[Excerpts from a figure dataset]
────────────────────────────────────────

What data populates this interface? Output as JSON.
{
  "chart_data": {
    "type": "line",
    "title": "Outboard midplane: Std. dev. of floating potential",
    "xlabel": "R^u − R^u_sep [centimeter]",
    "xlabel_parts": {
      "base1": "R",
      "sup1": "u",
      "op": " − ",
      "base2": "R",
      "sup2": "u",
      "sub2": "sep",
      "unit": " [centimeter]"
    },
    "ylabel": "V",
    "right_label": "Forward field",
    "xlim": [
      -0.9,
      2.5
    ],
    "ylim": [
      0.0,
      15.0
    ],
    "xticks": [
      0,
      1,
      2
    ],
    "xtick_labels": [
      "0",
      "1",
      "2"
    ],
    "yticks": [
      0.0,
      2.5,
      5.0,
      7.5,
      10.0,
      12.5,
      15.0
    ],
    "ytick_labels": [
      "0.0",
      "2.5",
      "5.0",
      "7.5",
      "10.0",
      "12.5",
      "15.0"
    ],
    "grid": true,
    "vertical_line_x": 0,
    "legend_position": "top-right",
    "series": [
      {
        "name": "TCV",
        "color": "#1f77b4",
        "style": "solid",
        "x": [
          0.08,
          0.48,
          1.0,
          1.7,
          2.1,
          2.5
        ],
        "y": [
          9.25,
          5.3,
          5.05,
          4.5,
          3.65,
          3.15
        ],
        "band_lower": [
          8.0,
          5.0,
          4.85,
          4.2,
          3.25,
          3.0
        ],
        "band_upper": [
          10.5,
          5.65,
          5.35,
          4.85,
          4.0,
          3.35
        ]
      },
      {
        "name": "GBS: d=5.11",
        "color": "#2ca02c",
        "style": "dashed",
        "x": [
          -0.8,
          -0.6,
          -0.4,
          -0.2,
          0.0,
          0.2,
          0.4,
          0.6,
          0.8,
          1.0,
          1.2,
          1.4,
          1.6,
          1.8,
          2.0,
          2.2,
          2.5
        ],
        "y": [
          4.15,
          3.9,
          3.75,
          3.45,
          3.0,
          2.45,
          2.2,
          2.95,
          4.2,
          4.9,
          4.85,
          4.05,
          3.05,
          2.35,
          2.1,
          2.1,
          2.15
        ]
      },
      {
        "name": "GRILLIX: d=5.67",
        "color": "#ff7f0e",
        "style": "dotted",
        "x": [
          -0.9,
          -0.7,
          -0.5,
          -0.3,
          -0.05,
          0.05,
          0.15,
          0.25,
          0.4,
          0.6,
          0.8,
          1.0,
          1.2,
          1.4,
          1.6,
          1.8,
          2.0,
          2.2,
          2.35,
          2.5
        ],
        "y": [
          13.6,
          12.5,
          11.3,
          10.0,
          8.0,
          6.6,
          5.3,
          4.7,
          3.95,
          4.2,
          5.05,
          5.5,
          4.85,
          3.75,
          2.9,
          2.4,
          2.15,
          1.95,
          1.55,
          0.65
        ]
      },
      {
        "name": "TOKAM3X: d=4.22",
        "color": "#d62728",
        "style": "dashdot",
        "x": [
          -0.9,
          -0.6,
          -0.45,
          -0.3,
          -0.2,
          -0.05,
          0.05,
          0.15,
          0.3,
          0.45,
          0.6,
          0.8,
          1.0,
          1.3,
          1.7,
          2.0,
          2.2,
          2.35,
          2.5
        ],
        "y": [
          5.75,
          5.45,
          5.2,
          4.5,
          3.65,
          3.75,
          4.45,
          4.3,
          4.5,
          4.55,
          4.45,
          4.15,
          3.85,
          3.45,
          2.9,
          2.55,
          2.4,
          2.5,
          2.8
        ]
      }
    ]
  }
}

────────────────────────────────────────

[Request] Using the data above, reproduce every line exactly.

[Response to the exercise]
What data populates this interface? Output as JSON.
{
  "chart_data": {
    "type": "line",
    "title": "Outboard midplane: Std. dev. of floating potential",
    "xlabel": "R^u − R^u_sep [centimeter]",
    "xlabel_parts": {
      "base1": "R",
      "sup1": "u",
      "op": " − ",
      "base2": "R",
      "sup2": "u",
      "sub2": "sep",
      "unit": " [centimeter]"
    },
    "ylabel": "V",
    "right_label": "Forward field",
    "xlim": [
      -0.9,
      2.5
    ],
    "ylim": [
      0.0,
      15.0
    ],
    "xticks": [
      0,
      1,
      2
    ],
    "xtick_labels": [
      "0",
      "1",
      "2"
    ],
    "yticks": [
      0.0,
      2.5,
      5.0,
      7.5,
      10.0,
      12.5,
      15.0
    ],
    "ytick_labels": [
      "0.0",
      "2.5",
      "5.0",
      "7.5",
      "10.0",
      "12.5",
      "15.0"
    ],
    "grid": true,
    "vertical_line_x": 0,
    "legend_position": "top-right",
    "series": [
      {
        "name": "TCV",
        "color": "#1f77b4",
        "style": "solid",
        "x": [
          0.08,
          0.48,
          1.0,
          1.7,
          2.1,
          2.5
        ],
        "y": [
          9.25,
          5.3,
          5.05,
          4.5,
          3.65,
          3.15
        ],
        "band_lower": [
          8.0,
          5.0,
          4.85,
          4.2,
          3.25,
          3.0
        ],
        "band_upper": [
          10.5,
          5.65,
          5.35,
          4.85,
          4.0,
          3.35
        ]
      },
      {
        "name": "GBS: d=5.11",
        "color": "#2ca02c",
        "style": "dashed",
        "x": [
          -0.8,
          -0.6,
          -0.4,
          -0.2,
          0.0,
          0.2,
          0.4,
          0.6,
          0.8,
          1.0,
          1.2,
          1.4,
          1.6,
          1.8,
          2.0,
          2.2,
          2.5
        ],
        "y": [
          4.15,
          3.9,
          3.75,
          3.45,
          3.0,
          2.45,
          2.2,
          2.95,
          4.2,
          4.9,
          4.85,
          4.05,
          3.05,
          2.35,
          2.1,
          2.1,
          2.15
        ]
      },
      {
        "name": "GRILLIX: d=5.67",
        "color": "#ff7f0e",
        "style": "dotted",
        "x": [
          -0.9,
          -0.7,
          -0.5,
          -0.3,
          -0.05,
          0.05,
          0.15,
          0.25,
          0.4,
          0.6,
          0.8,
          1.0,
          1.2,
          1.4,
          1.6,
          1.8,
          2.0,
          2.2,
          2.35,
          2.5
        ],
        "y": [
          13.6,
          12.5,
          11.3,
          10.0,
          8.0,
          6.6,
          5.3,
          4.7,
          3.95,
          4.2,
          5.05,
          5.5,
          4.85,
          3.75,
          2.9,
          2.4,
          2.15,
          1.95,
          1.55,
          0.65
        ]
      },
      {
        "name": "TOKAM3X: d=4.22",
        "color": "#d62728",
        "style": "dashdot",
        "x": [
          -0.9,
          -0.6,
          -0.45,
          -0.3,
          -0.2,
          -0.05,
          0.05,
          0.15,
          0.3,
          0.45,
          0.6,
          0.8,
          1.0,
          1.3,
          1.7,
          2.0,
          2.2,
          2.35,
          2.5
        ],
        "y": [
          5.75,
          5.45,
          5.2,
          4.5,
          3.65,
          3.75,
          4.45,
          4.3,
          4.5,
          4.55,
          4.45,
          4.15,
          3.85,
          3.45,
          2.9,
          2.55,
          2.4,
          2.5,
          2.8
        ]
      }
    ]
  }
}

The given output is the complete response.